#### [Given problem]
Gather every line holding the string "сегмент".

#### [Materials provided]
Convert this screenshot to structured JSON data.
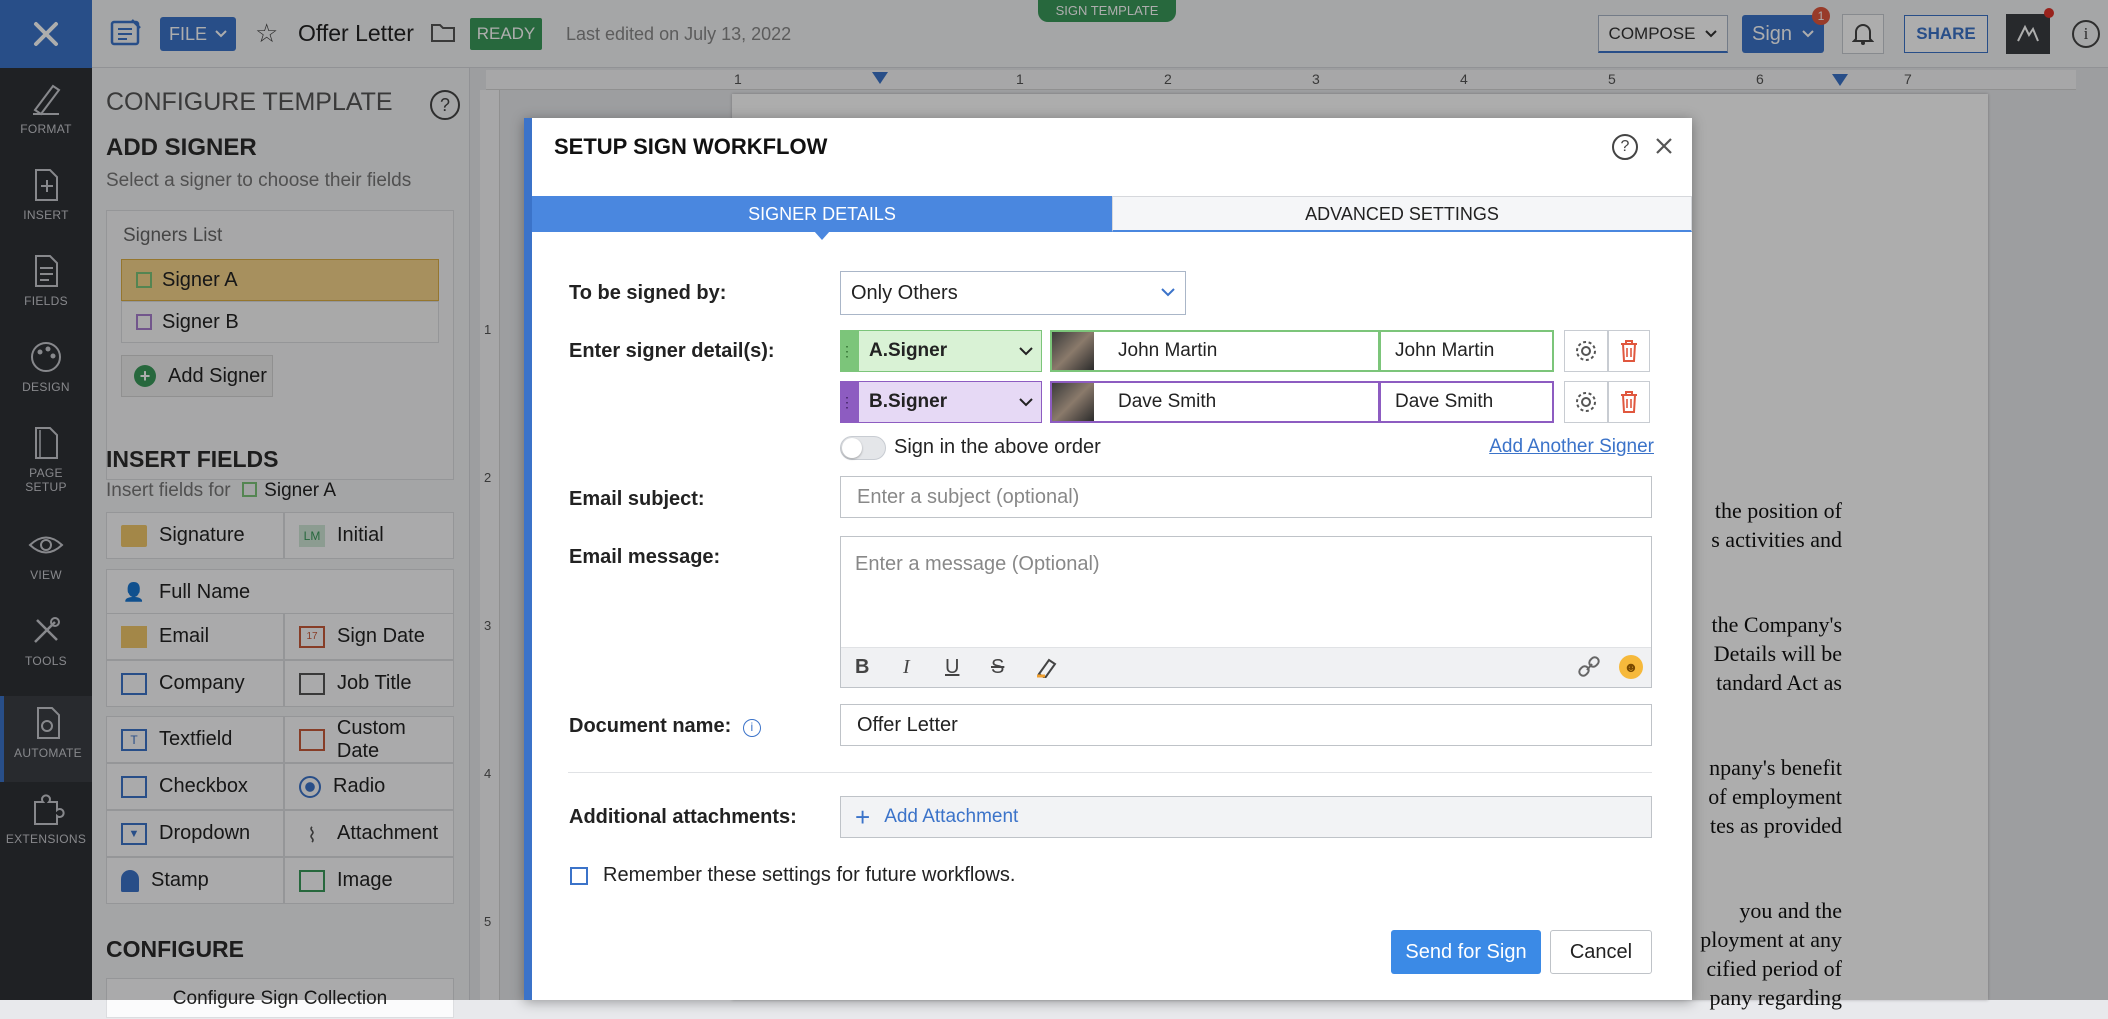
{
  "topbar": {
    "file_label": "FILE",
    "doc_title": "Offer Letter",
    "status_badge": "READY",
    "last_edited": "Last edited on July 13, 2022",
    "template_tab": "SIGN TEMPLATE",
    "compose_label": "COMPOSE",
    "sign_label": "Sign",
    "sign_badge_count": "1",
    "share_label": "SHARE"
  },
  "rail": {
    "items": [
      {
        "label": "FORMAT",
        "icon": "format-icon"
      },
      {
        "label": "INSERT",
        "icon": "insert-icon"
      },
      {
        "label": "FIELDS",
        "icon": "fields-icon"
      },
      {
        "label": "DESIGN",
        "icon": "design-icon"
      },
      {
        "label": "PAGE",
        "label2": "SETUP",
        "icon": "page-setup-icon"
      },
      {
        "label": "VIEW",
        "icon": "view-icon"
      },
      {
        "label": "TOOLS",
        "icon": "tools-icon"
      },
      {
        "label": "AUTOMATE",
        "icon": "automate-icon",
        "active": true
      },
      {
        "label": "EXTENSIONS",
        "icon": "extensions-icon"
      }
    ]
  },
  "panel": {
    "title": "CONFIGURE TEMPLATE",
    "add_signer_heading": "ADD SIGNER",
    "add_signer_sub": "Select a signer to choose their fields",
    "signers_list_label": "Signers List",
    "signers": [
      {
        "name": "Signer A",
        "color": "#7cc57a"
      },
      {
        "name": "Signer B",
        "color": "#a97fcf"
      }
    ],
    "add_signer_button": "Add Signer",
    "insert_fields_heading": "INSERT FIELDS",
    "insert_fields_for": "Insert fields for",
    "insert_fields_signer": "Signer A",
    "fields": {
      "signature": "Signature",
      "initial": "Initial",
      "full_name": "Full Name",
      "email": "Email",
      "sign_date": "Sign Date",
      "company": "Company",
      "job_title": "Job Title",
      "textfield": "Textfield",
      "custom_date": "Custom Date",
      "checkbox": "Checkbox",
      "radio": "Radio",
      "dropdown": "Dropdown",
      "attachment": "Attachment",
      "stamp": "Stamp",
      "image": "Image"
    },
    "configure_heading": "CONFIGURE",
    "configure_sign_collection": "Configure Sign Collection"
  },
  "ruler": {
    "marks": [
      "1",
      "1",
      "2",
      "3",
      "4",
      "5",
      "6",
      "7"
    ],
    "vmarks": [
      "1",
      "2",
      "3",
      "4",
      "5"
    ]
  },
  "document": {
    "lines": [
      "the position of",
      "s activities and",
      "the Company's",
      "Details will be",
      "tandard Act as",
      "npany's benefit",
      "of employment",
      "tes as provided",
      "you and the",
      "ployment at any",
      "cified period of",
      "pany regarding"
    ]
  },
  "dialog": {
    "title": "SETUP SIGN WORKFLOW",
    "tabs": [
      {
        "label": "SIGNER DETAILS",
        "active": true
      },
      {
        "label": "ADVANCED SETTINGS",
        "active": false
      }
    ],
    "signed_by_label": "To be signed by:",
    "signed_by_value": "Only Others",
    "signer_details_label": "Enter signer detail(s):",
    "signer_rows": [
      {
        "role": "A.Signer",
        "name": "John Martin",
        "display": "John Martin",
        "color": "#7cc57a",
        "bg": "#d9f2d5"
      },
      {
        "role": "B.Signer",
        "name": "Dave Smith",
        "display": "Dave Smith",
        "color": "#8d5cc1",
        "bg": "#e6d9f5"
      }
    ],
    "sign_order_label": "Sign in the above order",
    "add_another_signer": "Add Another Signer",
    "email_subject_label": "Email subject:",
    "email_subject_placeholder": "Enter a subject (optional)",
    "email_message_label": "Email message:",
    "email_message_placeholder": "Enter a message (Optional)",
    "doc_name_label": "Document name:",
    "doc_name_value": "Offer Letter",
    "attachments_label": "Additional attachments:",
    "add_attachment": "Add Attachment",
    "remember_label": "Remember these settings for future workflows.",
    "send_button": "Send for Sign",
    "cancel_button": "Cancel"
  },
  "colors": {
    "accent": "#3b73c9",
    "ready": "#3a9a5b",
    "danger": "#e0573e"
  }
}
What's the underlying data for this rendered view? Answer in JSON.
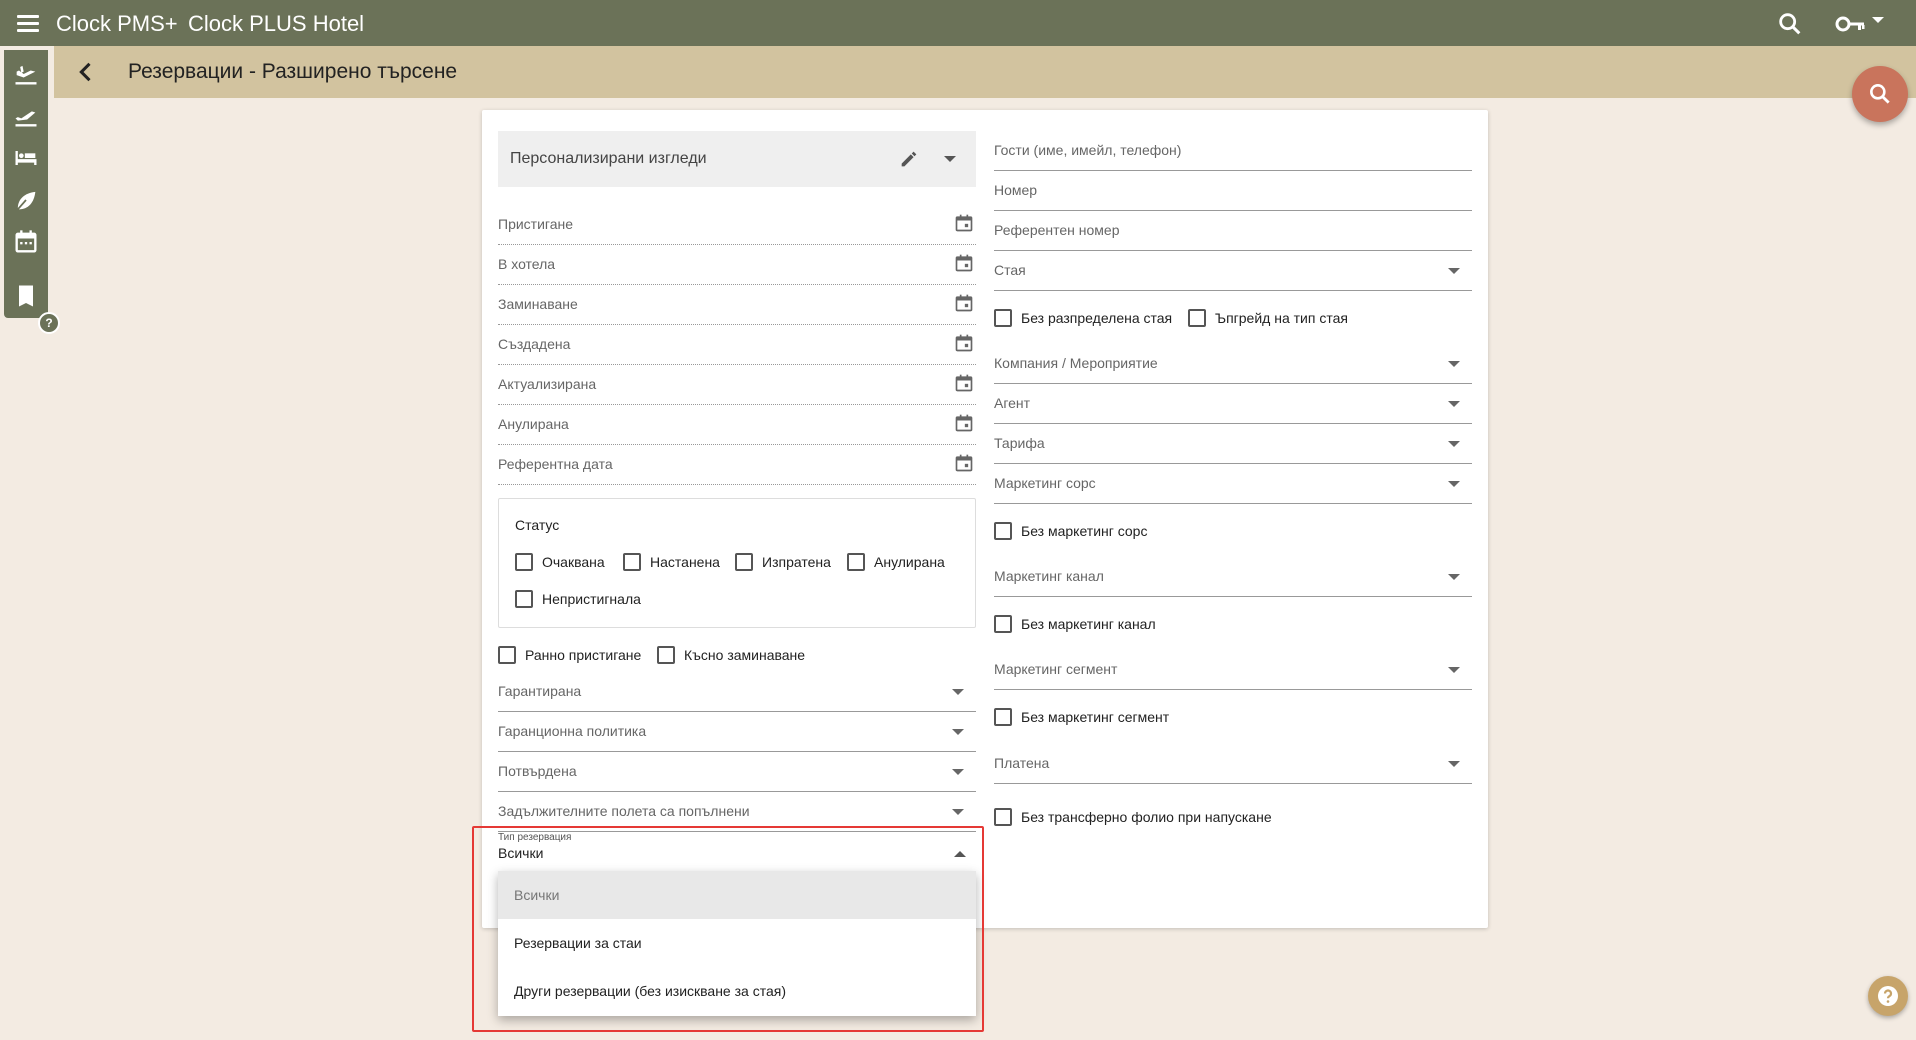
{
  "topbar": {
    "app_name": "Clock PMS+",
    "hotel_name": "Clock PLUS Hotel"
  },
  "subheader": {
    "title": "Резервации - Разширено търсене"
  },
  "views": {
    "label": "Персонализирани изгледи"
  },
  "left_fields": {
    "arrival": "Пристигане",
    "in_hotel": "В хотела",
    "departure": "Заминаване",
    "created": "Създадена",
    "updated": "Актуализирана",
    "cancelled": "Анулирана",
    "reference_date": "Референтна дата"
  },
  "status": {
    "title": "Статус",
    "options": [
      "Очаквана",
      "Настанена",
      "Изпратена",
      "Анулирана",
      "Непристигнала"
    ]
  },
  "flags": {
    "early_arrival": "Ранно пристигане",
    "late_departure": "Късно заминаване"
  },
  "left_selects": {
    "guaranteed": "Гарантирана",
    "guarantee_policy": "Гаранционна политика",
    "confirmed": "Потвърдена",
    "required_filled": "Задължителните полета са попълнени"
  },
  "reservation_type": {
    "label": "Тип резервация",
    "value": "Всички",
    "options": [
      "Всички",
      "Резервации за стаи",
      "Други резервации (без изискване за стая)"
    ]
  },
  "right_fields": {
    "guests": "Гости (име, имейл, телефон)",
    "number": "Номер",
    "reference_number": "Референтен номер",
    "room": "Стая",
    "no_assigned_room": "Без разпределена стая",
    "room_type_upgrade": "Ъпгрейд на тип стая",
    "company_event": "Компания / Мероприятие",
    "agent": "Агент",
    "rate": "Тарифа",
    "marketing_source": "Маркетинг сорс",
    "no_marketing_source": "Без маркетинг сорс",
    "marketing_channel": "Маркетинг канал",
    "no_marketing_channel": "Без маркетинг канал",
    "marketing_segment": "Маркетинг сегмент",
    "no_marketing_segment": "Без маркетинг сегмент",
    "paid": "Платена",
    "no_transfer_folio": "Без трансферно фолио при напускане"
  },
  "colors": {
    "topbar": "#6b7258",
    "subheader": "#d2c39f",
    "background": "#f3ebe2",
    "fab": "#c9745c",
    "highlight": "#e53935"
  },
  "icons": {
    "rail": [
      "arrival-icon",
      "departure-icon",
      "bed-icon",
      "leaf-icon",
      "calendar-icon",
      "book-icon"
    ]
  }
}
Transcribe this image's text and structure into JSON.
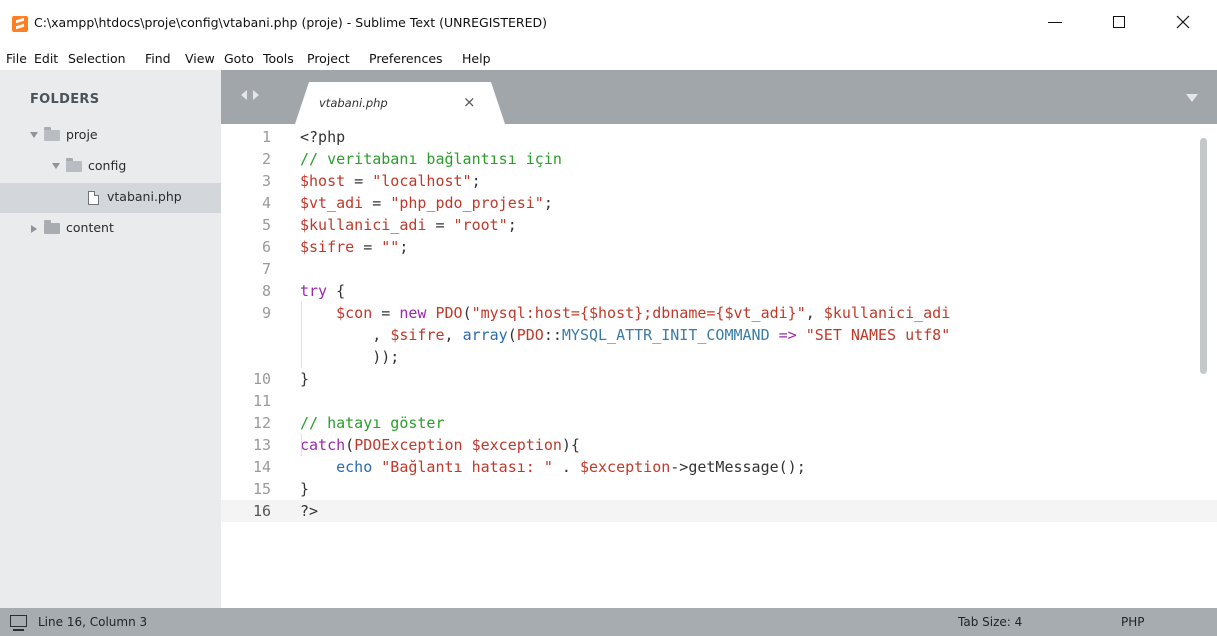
{
  "window": {
    "title": "C:\\xampp\\htdocs\\proje\\config\\vtabani.php (proje) - Sublime Text (UNREGISTERED)",
    "minimize": "—",
    "close": "✕"
  },
  "menu": {
    "items": [
      "File",
      "Edit",
      "Selection",
      "Find",
      "View",
      "Goto",
      "Tools",
      "Project",
      "Preferences",
      "Help"
    ]
  },
  "sidebar": {
    "title": "FOLDERS",
    "tree": [
      {
        "label": "proje",
        "type": "folder",
        "expanded": true
      },
      {
        "label": "config",
        "type": "folder",
        "expanded": true
      },
      {
        "label": "vtabani.php",
        "type": "file",
        "selected": true
      },
      {
        "label": "content",
        "type": "folder",
        "expanded": false
      }
    ]
  },
  "tabs": {
    "active_label": "vtabani.php",
    "close_glyph": "×"
  },
  "editor": {
    "current_line": 16,
    "lines": [
      {
        "num": "1",
        "tokens": [
          {
            "t": "<?php",
            "c": "op"
          }
        ]
      },
      {
        "num": "2",
        "tokens": [
          {
            "t": "// veritabanı bağlantısı için",
            "c": "cmt"
          }
        ]
      },
      {
        "num": "3",
        "tokens": [
          {
            "t": "$host",
            "c": "var"
          },
          {
            "t": " = ",
            "c": "op"
          },
          {
            "t": "\"localhost\"",
            "c": "str"
          },
          {
            "t": ";",
            "c": "op"
          }
        ]
      },
      {
        "num": "4",
        "tokens": [
          {
            "t": "$vt_adi",
            "c": "var"
          },
          {
            "t": " = ",
            "c": "op"
          },
          {
            "t": "\"php_pdo_projesi\"",
            "c": "str"
          },
          {
            "t": ";",
            "c": "op"
          }
        ]
      },
      {
        "num": "5",
        "tokens": [
          {
            "t": "$kullanici_adi",
            "c": "var"
          },
          {
            "t": " = ",
            "c": "op"
          },
          {
            "t": "\"root\"",
            "c": "str"
          },
          {
            "t": ";",
            "c": "op"
          }
        ]
      },
      {
        "num": "6",
        "tokens": [
          {
            "t": "$sifre",
            "c": "var"
          },
          {
            "t": " = ",
            "c": "op"
          },
          {
            "t": "\"\"",
            "c": "str"
          },
          {
            "t": ";",
            "c": "op"
          }
        ]
      },
      {
        "num": "7",
        "tokens": []
      },
      {
        "num": "8",
        "tokens": [
          {
            "t": "try",
            "c": "kw"
          },
          {
            "t": " {",
            "c": "op"
          }
        ]
      },
      {
        "num": "9",
        "tokens": [
          {
            "t": "    ",
            "c": "op"
          },
          {
            "t": "$con",
            "c": "var"
          },
          {
            "t": " = ",
            "c": "op"
          },
          {
            "t": "new",
            "c": "kw"
          },
          {
            "t": " ",
            "c": "op"
          },
          {
            "t": "PDO",
            "c": "cls"
          },
          {
            "t": "(",
            "c": "op"
          },
          {
            "t": "\"mysql:host={$host};dbname={$vt_adi}\"",
            "c": "str"
          },
          {
            "t": ", ",
            "c": "op"
          },
          {
            "t": "$kullanici_adi",
            "c": "var"
          }
        ]
      },
      {
        "num": "",
        "tokens": [
          {
            "t": "        , ",
            "c": "op"
          },
          {
            "t": "$sifre",
            "c": "var"
          },
          {
            "t": ", ",
            "c": "op"
          },
          {
            "t": "array",
            "c": "fn"
          },
          {
            "t": "(",
            "c": "op"
          },
          {
            "t": "PDO",
            "c": "cls"
          },
          {
            "t": "::",
            "c": "op"
          },
          {
            "t": "MYSQL_ATTR_INIT_COMMAND",
            "c": "cst"
          },
          {
            "t": " => ",
            "c": "kw"
          },
          {
            "t": "\"SET NAMES utf8\"",
            "c": "str"
          }
        ]
      },
      {
        "num": "",
        "tokens": [
          {
            "t": "        ));",
            "c": "op"
          }
        ]
      },
      {
        "num": "10",
        "tokens": [
          {
            "t": "}",
            "c": "op"
          }
        ]
      },
      {
        "num": "11",
        "tokens": []
      },
      {
        "num": "12",
        "tokens": [
          {
            "t": "// hatayı göster",
            "c": "cmt"
          }
        ]
      },
      {
        "num": "13",
        "tokens": [
          {
            "t": "catch",
            "c": "kw"
          },
          {
            "t": "(",
            "c": "op"
          },
          {
            "t": "PDOException",
            "c": "cls"
          },
          {
            "t": " ",
            "c": "op"
          },
          {
            "t": "$exception",
            "c": "var"
          },
          {
            "t": "){",
            "c": "op"
          }
        ]
      },
      {
        "num": "14",
        "tokens": [
          {
            "t": "    ",
            "c": "op"
          },
          {
            "t": "echo",
            "c": "fn"
          },
          {
            "t": " ",
            "c": "op"
          },
          {
            "t": "\"Bağlantı hatası: \"",
            "c": "str"
          },
          {
            "t": " . ",
            "c": "op"
          },
          {
            "t": "$exception",
            "c": "var"
          },
          {
            "t": "->getMessage();",
            "c": "op"
          }
        ]
      },
      {
        "num": "15",
        "tokens": [
          {
            "t": "}",
            "c": "op"
          }
        ]
      },
      {
        "num": "16",
        "tokens": [
          {
            "t": "?>",
            "c": "op"
          }
        ]
      }
    ]
  },
  "status": {
    "position": "Line 16, Column 3",
    "tab_size": "Tab Size: 4",
    "syntax": "PHP"
  },
  "colors": {
    "sidebar_bg": "#e9ebed",
    "tabbar_bg": "#a1a6ab",
    "statusbar_bg": "#a7acb1",
    "accent_icon": "#ff7f22"
  }
}
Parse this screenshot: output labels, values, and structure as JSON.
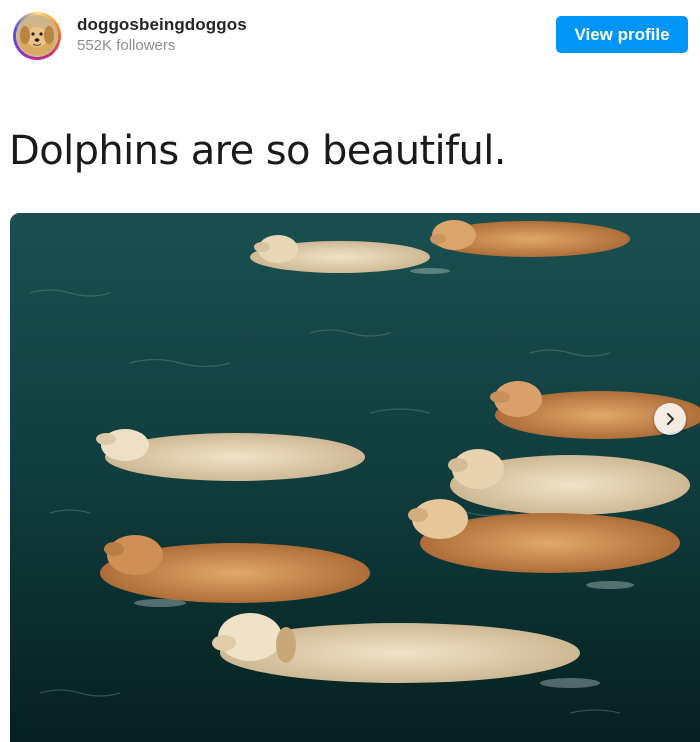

#### [Final result]
    "marketing_segment": "Маркетинг сегмент",
    "no_marketing_segment": "Без маркетинг сегмент",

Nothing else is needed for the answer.